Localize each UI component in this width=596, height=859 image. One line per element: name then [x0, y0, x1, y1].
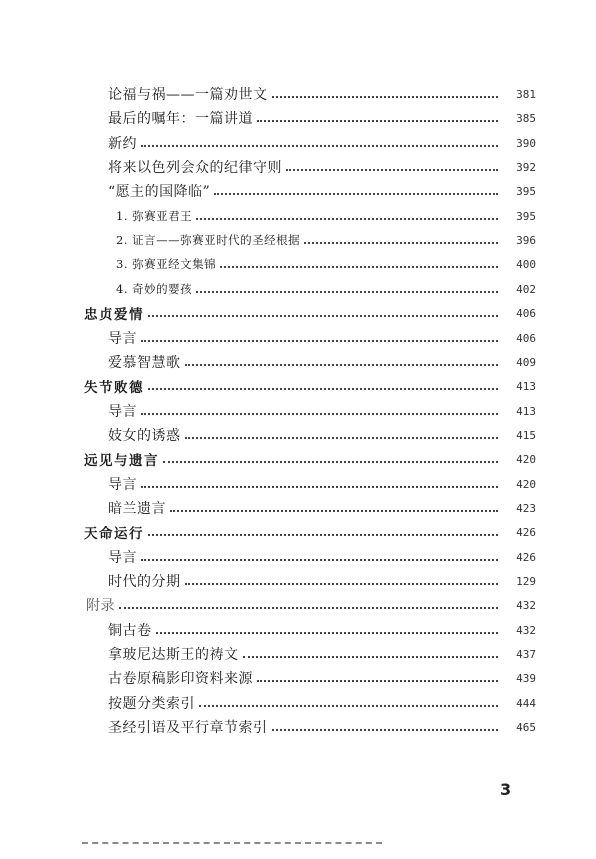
toc-entry: [108, 155, 536, 179]
dot-leader: [196, 291, 498, 293]
dot-leader: [257, 680, 498, 682]
toc-entry-title: 2. 证言——弥赛亚时代的圣经根据: [116, 233, 301, 247]
toc-entry-title: 天命运行: [84, 526, 144, 542]
toc-entry-page: 420: [516, 452, 536, 466]
toc-entry-page: 437: [516, 647, 536, 661]
toc-entry-page: 432: [516, 623, 536, 637]
dot-leader: [141, 486, 498, 488]
toc-entry-title: 忠贞爱情: [84, 307, 144, 323]
dot-leader: [163, 461, 498, 463]
dot-leader: [196, 218, 498, 220]
dot-leader: [141, 145, 498, 147]
dot-leader: [148, 388, 498, 390]
dot-leader: [220, 266, 498, 268]
dot-leader: [148, 534, 498, 536]
toc-entry-page: 465: [516, 720, 536, 734]
toc-entry: [108, 691, 536, 715]
toc-entry: [116, 204, 536, 228]
dot-leader: [185, 583, 499, 585]
toc-entry-title: 古卷原稿影印资料来源: [108, 671, 253, 687]
toc-entry-title: 4. 奇妙的婴孩: [116, 282, 193, 296]
toc-entry-title: 失节败德: [84, 380, 144, 396]
dot-leader: [141, 413, 498, 415]
toc-entry-title: 新约: [108, 136, 137, 152]
toc-entry-page: 444: [516, 696, 536, 710]
toc-entry-page: 402: [516, 282, 536, 296]
toc-entry-page: 423: [516, 501, 536, 515]
toc-entry-title: 将来以色列会众的纪律守则: [108, 160, 282, 176]
toc-entry: [108, 350, 536, 374]
toc-entry-page: 392: [516, 160, 536, 174]
toc-entry-page: 413: [516, 404, 536, 418]
toc-entry-title: 爱慕智慧歌: [108, 355, 181, 371]
toc-entry: [108, 545, 536, 569]
toc-entry-title: 时代的分期: [108, 574, 181, 590]
footer-rule: [82, 842, 382, 844]
toc-entry-page: 395: [516, 184, 536, 198]
toc-entry: [108, 569, 536, 593]
toc-entry-title: “愿主的国降临”: [108, 184, 211, 200]
dot-leader: [272, 729, 499, 731]
toc-entry-page: 415: [516, 428, 536, 442]
toc-entry-page: 395: [516, 209, 536, 223]
toc-entry-page: 385: [516, 111, 536, 125]
toc-entry-title: 妓女的诱惑: [108, 428, 181, 444]
toc-section-entry: [84, 447, 536, 471]
toc-entry-title: 按题分类索引: [108, 696, 195, 712]
toc-entry: [108, 106, 536, 130]
toc-entry: [108, 715, 536, 739]
toc-entry-title: 导言: [108, 404, 137, 420]
dot-leader: [141, 340, 498, 342]
dot-leader: [185, 364, 499, 366]
dot-leader: [272, 96, 499, 98]
toc-entry: [108, 618, 536, 642]
toc-entry-title: 最后的嘱年：一篇讲道: [108, 111, 253, 127]
toc-section-entry: [84, 301, 536, 325]
dot-leader: [156, 632, 499, 634]
toc-entry-title: 铜古卷: [108, 623, 152, 639]
toc-entry-title: 圣经引语及平行章节索引: [108, 720, 268, 736]
toc-entry-page: 129: [516, 574, 536, 588]
dot-leader: [148, 315, 498, 317]
toc-entry: [108, 642, 536, 666]
toc-entry-page: 426: [516, 525, 536, 539]
dot-leader: [304, 242, 498, 244]
dot-leader: [141, 559, 498, 561]
dot-leader: [257, 120, 498, 122]
toc-entry: [116, 252, 536, 276]
toc-entry: [108, 472, 536, 496]
toc-entry: [116, 277, 536, 301]
toc-entry: [108, 666, 536, 690]
toc-entry-page: 420: [516, 477, 536, 491]
toc-entry: [108, 82, 536, 106]
toc-entry: [108, 496, 536, 520]
toc-entry-title: 论福与祸——一篇劝世文: [108, 87, 268, 103]
dot-leader: [286, 169, 498, 171]
toc-section-entry: [84, 520, 536, 544]
toc-entry-title: 1. 弥赛亚君王: [116, 209, 193, 223]
toc-entry-title: 暗兰遗言: [108, 501, 166, 517]
toc-entry-page: 439: [516, 671, 536, 685]
toc-entry-title: 导言: [108, 331, 137, 347]
toc-entry: [108, 179, 536, 203]
dot-leader: [199, 705, 498, 707]
toc-entry-page: 390: [516, 136, 536, 150]
toc-entry-title: 导言: [108, 550, 137, 566]
toc-entry: [116, 228, 536, 252]
toc-entry: [108, 326, 536, 350]
toc-entry-page: 396: [516, 233, 536, 247]
dot-leader: [185, 437, 499, 439]
toc-entry: [86, 593, 536, 617]
dot-leader: [214, 193, 498, 195]
toc-entry-title: 附录: [86, 598, 115, 614]
toc-entry-page: 381: [516, 87, 536, 101]
dot-leader: [243, 656, 499, 658]
toc-section-entry: [84, 374, 536, 398]
toc-entry-title: 导言: [108, 477, 137, 493]
toc-entry-page: 406: [516, 306, 536, 320]
toc-entry-page: 400: [516, 257, 536, 271]
toc-entry-title: 拿玻尼达斯王的祷文: [108, 647, 239, 663]
toc-entry: [108, 423, 536, 447]
toc-entry-page: 432: [516, 598, 536, 612]
toc-entry-title: 远见与遗言: [84, 453, 159, 469]
toc-entry-title: 3. 弥赛亚经文集锦: [116, 257, 217, 271]
dot-leader: [170, 510, 498, 512]
page-number: 3: [500, 780, 512, 799]
toc-entry-page: 409: [516, 355, 536, 369]
toc-entry-page: 426: [516, 550, 536, 564]
toc-entry-page: 406: [516, 331, 536, 345]
toc-entry: [108, 131, 536, 155]
toc-entry: [108, 399, 536, 423]
dot-leader: [119, 607, 498, 609]
toc-entry-page: 413: [516, 379, 536, 393]
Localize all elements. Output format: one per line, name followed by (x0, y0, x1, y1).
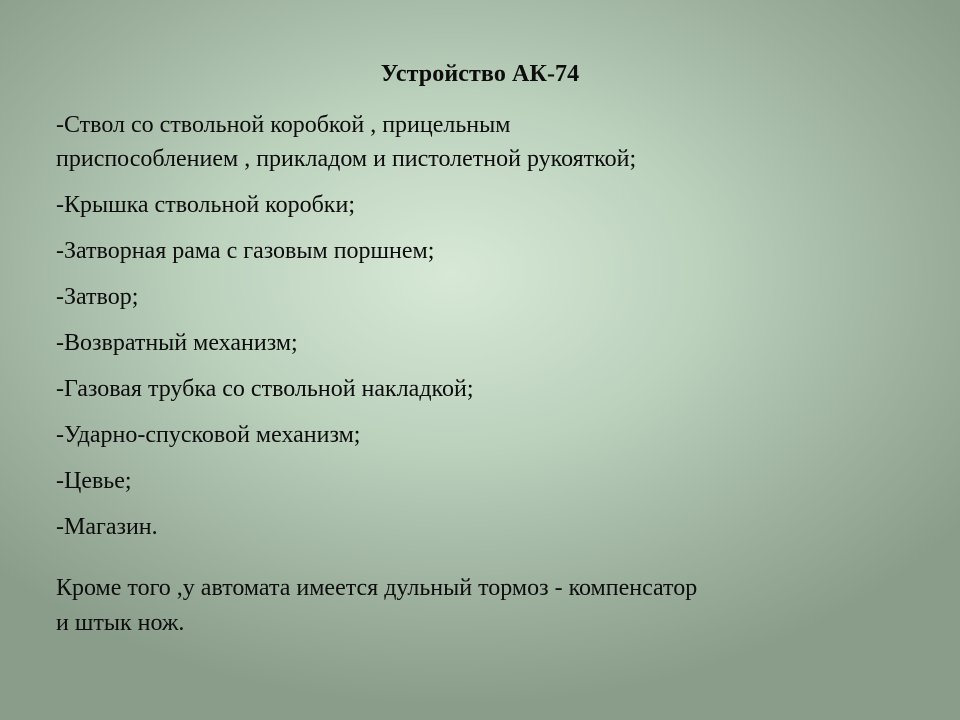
slide-title: Устройство АК-74 (380, 61, 580, 87)
list-item: -Ствол со ствольной коробкой , прицельным приспособлением , прикладом и пистолетной рукояткой; (56, 112, 637, 172)
footer-note: Кроме того ,у автомата имеется дульный тормоз - компенсатор и штык нож. (56, 575, 698, 636)
component-list (56, 108, 916, 556)
list-item: -Затвор; (56, 284, 139, 310)
list-item: -Цевье; (56, 468, 132, 494)
list-item: -Магазин. (56, 514, 158, 540)
list-item: -Возвратный механизм; (56, 330, 298, 356)
list-item: -Крышка ствольной коробки; (56, 192, 355, 218)
list-item: -Затворная рама с газовым поршнем; (56, 238, 435, 264)
list-item: -Ударно-спусковой механизм; (56, 422, 361, 448)
list-item: -Газовая трубка со ствольной накладкой; (56, 376, 474, 402)
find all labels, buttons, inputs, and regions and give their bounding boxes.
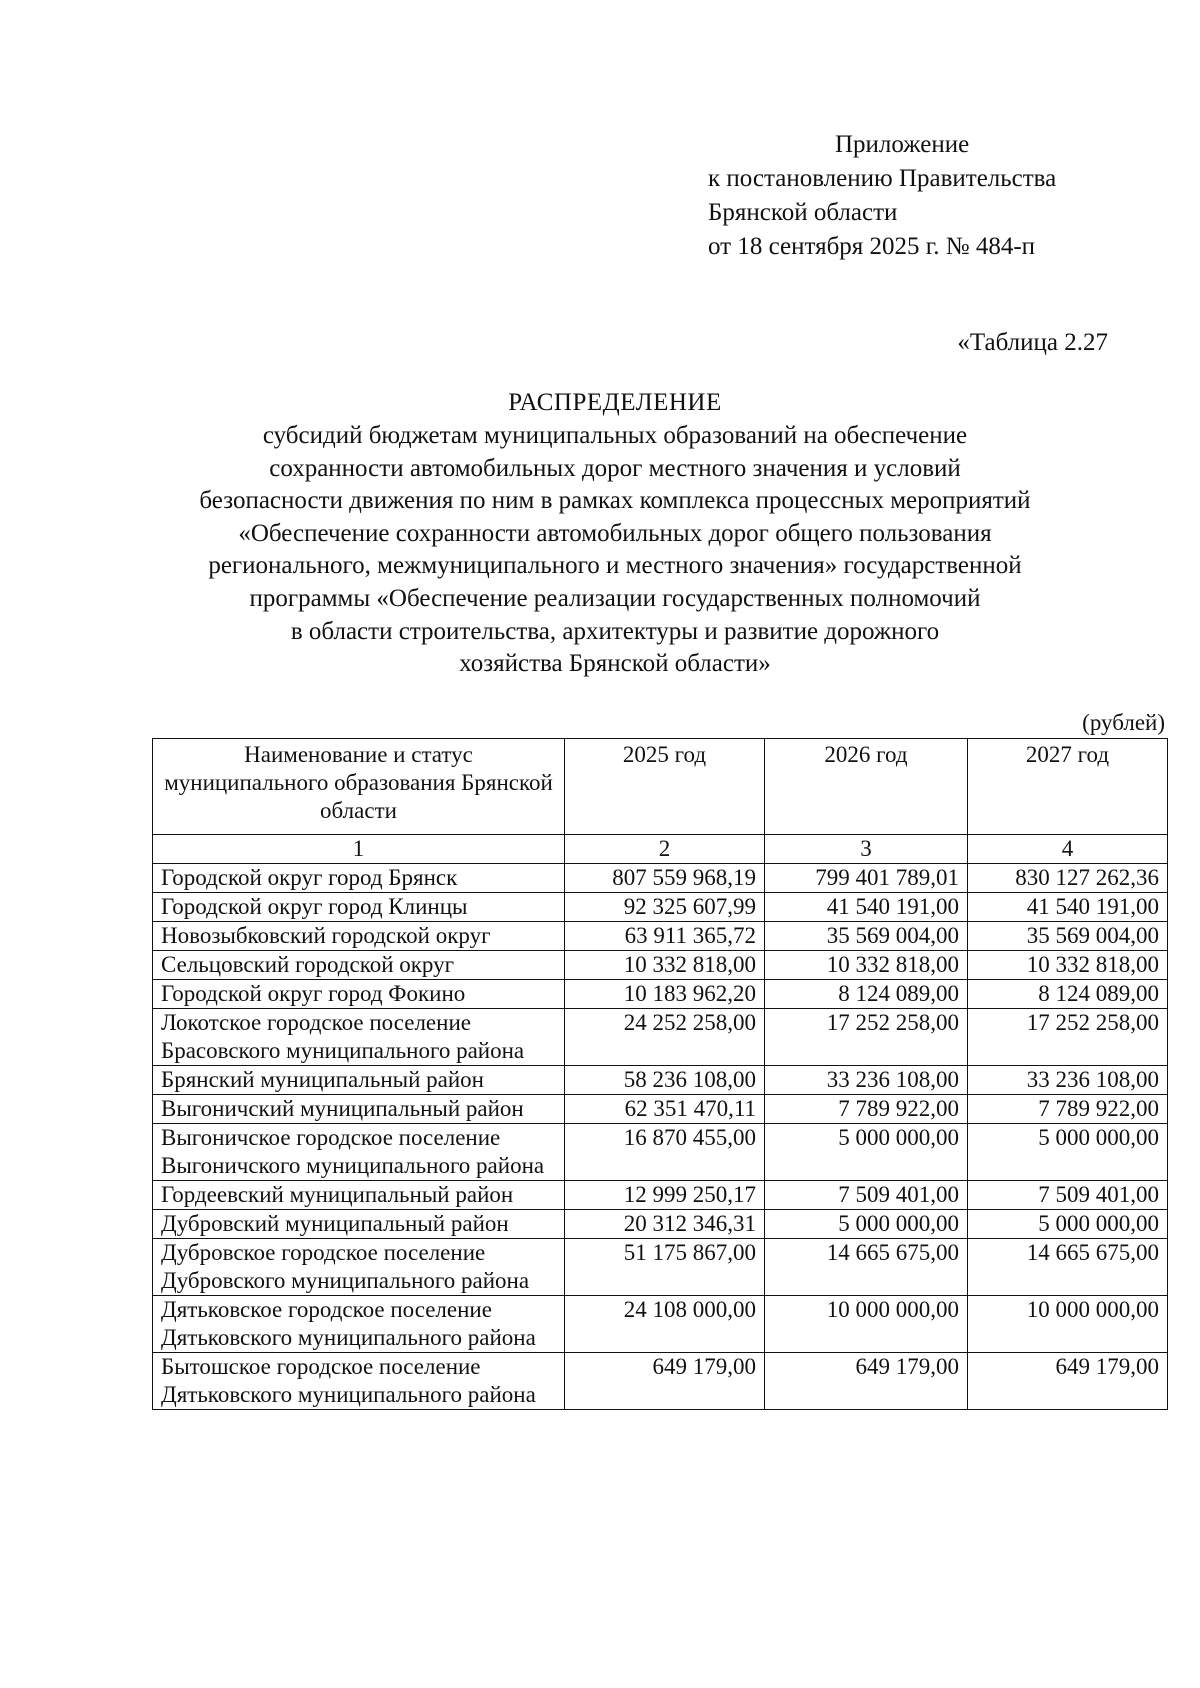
value-2025: 12 999 250,17 [565,1181,765,1210]
table-row [153,1124,1168,1181]
title-line: сохранности автомобильных дорог местного значения и условий [269,454,961,482]
column-number: 4 [968,835,1168,864]
value-2025: 51 175 867,00 [565,1239,765,1296]
row-name: Выгоничское городское поселение Выгоничского муниципального района [153,1124,565,1181]
title-line: в области строительства, архитектуры и развитие дорожного [290,617,940,645]
title-line: хозяйства Брянской области» [459,650,771,678]
value-2025: 58 236 108,00 [565,1066,765,1095]
value-2025: 63 911 365,72 [565,922,765,951]
value-2026: 10 000 000,00 [765,1296,968,1353]
row-name: Новозыбковский городской округ [153,922,565,951]
appendix-region: Брянской области [708,199,898,226]
value-2025: 649 179,00 [565,1353,765,1410]
value-2026: 33 236 108,00 [765,1066,968,1095]
value-2027: 5 000 000,00 [968,1124,1168,1181]
value-2025: 16 870 455,00 [565,1124,765,1181]
column-number: 3 [765,835,968,864]
row-name: Дубровский муниципальный район [153,1210,565,1239]
row-name: Локотское городское поселение Брасовского муниципального района [153,1009,565,1066]
table-header-row [153,739,1168,835]
column-number-row [153,835,1168,864]
title-line: программы «Обеспечение реализации государственных полномочий [249,584,981,612]
value-2025: 24 252 258,00 [565,1009,765,1066]
value-2025: 24 108 000,00 [565,1296,765,1353]
appendix-block [708,128,1056,264]
row-name: Городской округ город Клинцы [153,893,565,922]
value-2027: 5 000 000,00 [968,1210,1168,1239]
value-2025: 807 559 968,19 [565,864,765,893]
appendix-date-number: от 18 сентября 2025 г. № 484-п [708,233,1036,260]
units-label: (рублей) [1082,710,1165,735]
value-2027: 649 179,00 [968,1353,1168,1410]
value-2026: 5 000 000,00 [765,1210,968,1239]
table-row [153,1181,1168,1210]
title-line: регионального, межмуниципального и местного значения» государственной [208,552,1022,580]
value-2026: 14 665 675,00 [765,1239,968,1296]
table-row [153,1239,1168,1296]
header-2027: 2027 год [968,739,1168,835]
value-2025: 62 351 470,11 [565,1095,765,1124]
table-row [153,893,1168,922]
row-name: Городской округ город Брянск [153,864,565,893]
value-2025: 10 183 962,20 [565,980,765,1009]
table-row [153,864,1168,893]
row-name: Бытошское городское поселение Дятьковского муниципального района [153,1353,565,1410]
row-name: Брянский муниципальный район [153,1066,565,1095]
value-2026: 17 252 258,00 [765,1009,968,1066]
header-2025: 2025 год [565,739,765,835]
row-name: Городской округ город Фокино [153,980,565,1009]
header-2026: 2026 год [765,739,968,835]
value-2027: 10 332 818,00 [968,951,1168,980]
value-2026: 7 789 922,00 [765,1095,968,1124]
table-row [153,922,1168,951]
value-2026: 799 401 789,01 [765,864,968,893]
value-2027: 10 000 000,00 [968,1296,1168,1353]
title-line: безопасности движения по ним в рамках комплекса процессных мероприятий [199,487,1031,515]
row-name: Гордеевский муниципальный район [153,1181,565,1210]
table-row [153,1095,1168,1124]
column-number: 1 [153,835,565,864]
table-row [153,1066,1168,1095]
row-name: Выгоничский муниципальный район [153,1095,565,1124]
document-title [150,386,1080,681]
table-row [153,1353,1168,1410]
value-2025: 20 312 346,31 [565,1210,765,1239]
title-line: «Обеспечение сохранности автомобильных дорог общего пользования [238,519,992,547]
appendix-resolution: к постановлению Правительства [708,165,1057,192]
value-2027: 7 509 401,00 [968,1181,1168,1210]
title-line: субсидий бюджетам муниципальных образований на обеспечение [262,422,968,449]
value-2025: 92 325 607,99 [565,893,765,922]
value-2027: 8 124 089,00 [968,980,1168,1009]
value-2026: 10 332 818,00 [765,951,968,980]
value-2027: 35 569 004,00 [968,922,1168,951]
value-2027: 7 789 922,00 [968,1095,1168,1124]
table-reference: «Таблица 2.27 [957,329,1108,356]
row-name: Сельцовский городской округ [153,951,565,980]
table-row [153,1009,1168,1066]
value-2026: 5 000 000,00 [765,1124,968,1181]
table-row [153,1210,1168,1239]
row-name: Дубровское городское поселение Дубровского муниципального района [153,1239,565,1296]
value-2026: 35 569 004,00 [765,922,968,951]
subsidy-table [152,738,1168,1410]
table-row [153,980,1168,1009]
column-number: 2 [565,835,765,864]
value-2026: 649 179,00 [765,1353,968,1410]
value-2027: 41 540 191,00 [968,893,1168,922]
value-2026: 7 509 401,00 [765,1181,968,1210]
value-2027: 14 665 675,00 [968,1239,1168,1296]
title-heading: РАСПРЕДЕЛЕНИЕ [508,389,722,416]
value-2026: 8 124 089,00 [765,980,968,1009]
appendix-title: Приложение [835,131,970,158]
value-2027: 830 127 262,36 [968,864,1168,893]
table-row [153,951,1168,980]
row-name: Дятьковское городское поселение Дятьковского муниципального района [153,1296,565,1353]
value-2026: 41 540 191,00 [765,893,968,922]
table-row [153,1296,1168,1353]
value-2027: 17 252 258,00 [968,1009,1168,1066]
value-2027: 33 236 108,00 [968,1066,1168,1095]
value-2025: 10 332 818,00 [565,951,765,980]
header-name: Наименование и статус муниципального образования Брянской области [153,739,565,835]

________

## WHAT IS REQUIRED
Take the part of the records that opens with the line containing "slide-title: Устройство АК-74" and closes with the line containing "find all labels, buttons, inputs, and". Write it out again with each "механизм" switched to "узел" and everything else left unchanged.

## COMPLETE RESPONSE
slide-title: Устройство АК-74 (380, 61, 580, 87)
list-item: -Ствол со ствольной коробкой , прицельным приспособлением , прикладом и пистолетной рукояткой; (56, 112, 637, 172)
footer-note: Кроме того ,у автомата имеется дульный тормоз - компенсатор и штык нож. (56, 575, 698, 636)
component-list (56, 108, 916, 556)
list-item: -Затвор; (56, 284, 139, 310)
list-item: -Цевье; (56, 468, 132, 494)
list-item: -Магазин. (56, 514, 158, 540)
list-item: -Возвратный узел; (56, 330, 298, 356)
list-item: -Крышка ствольной коробки; (56, 192, 355, 218)
list-item: -Затворная рама с газовым поршнем; (56, 238, 435, 264)
list-item: -Ударно-спусковой узел; (56, 422, 361, 448)
list-item: -Газовая трубка со ствольной накладкой; (56, 376, 474, 402)
find all labels, buttons, inputs, and regions and give their bounding boxes.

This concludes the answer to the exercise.